_Stored data entries_:

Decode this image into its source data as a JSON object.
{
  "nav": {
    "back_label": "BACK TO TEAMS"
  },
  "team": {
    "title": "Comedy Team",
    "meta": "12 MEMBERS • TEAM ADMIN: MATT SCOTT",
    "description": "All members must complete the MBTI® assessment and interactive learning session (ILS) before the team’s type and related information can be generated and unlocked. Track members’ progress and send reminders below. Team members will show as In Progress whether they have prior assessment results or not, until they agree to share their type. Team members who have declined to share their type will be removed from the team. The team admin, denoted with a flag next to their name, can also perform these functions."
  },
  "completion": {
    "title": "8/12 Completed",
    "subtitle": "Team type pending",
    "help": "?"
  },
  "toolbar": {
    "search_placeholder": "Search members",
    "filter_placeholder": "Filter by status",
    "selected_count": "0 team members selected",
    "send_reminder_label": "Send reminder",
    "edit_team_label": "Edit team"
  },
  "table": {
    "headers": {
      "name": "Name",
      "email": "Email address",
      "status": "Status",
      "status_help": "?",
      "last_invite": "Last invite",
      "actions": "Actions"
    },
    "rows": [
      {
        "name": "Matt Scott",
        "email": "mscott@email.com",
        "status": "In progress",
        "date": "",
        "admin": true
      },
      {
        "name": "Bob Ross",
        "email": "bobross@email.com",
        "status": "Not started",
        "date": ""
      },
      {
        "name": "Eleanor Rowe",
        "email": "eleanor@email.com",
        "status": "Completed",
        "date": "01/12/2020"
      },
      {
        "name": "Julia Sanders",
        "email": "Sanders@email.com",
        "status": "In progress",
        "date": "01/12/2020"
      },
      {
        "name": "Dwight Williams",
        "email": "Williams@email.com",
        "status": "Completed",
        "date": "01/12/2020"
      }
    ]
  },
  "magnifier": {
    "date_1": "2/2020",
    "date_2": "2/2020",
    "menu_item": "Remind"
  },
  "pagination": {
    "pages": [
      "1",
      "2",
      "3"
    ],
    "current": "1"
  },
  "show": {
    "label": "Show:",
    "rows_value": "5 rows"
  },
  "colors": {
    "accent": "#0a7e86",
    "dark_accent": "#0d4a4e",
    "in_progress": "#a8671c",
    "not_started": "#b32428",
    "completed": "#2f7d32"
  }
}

_EXERCISE GOAL_: Reproduce every line of the listing above in which the string "email" appears.

_WRITTEN RESPONSE_:
      "email": "Email address",
        "email": "mscott@email.com",
        "email": "bobross@email.com",
        "email": "eleanor@email.com",
        "email": "Sanders@email.com",
        "email": "Williams@email.com",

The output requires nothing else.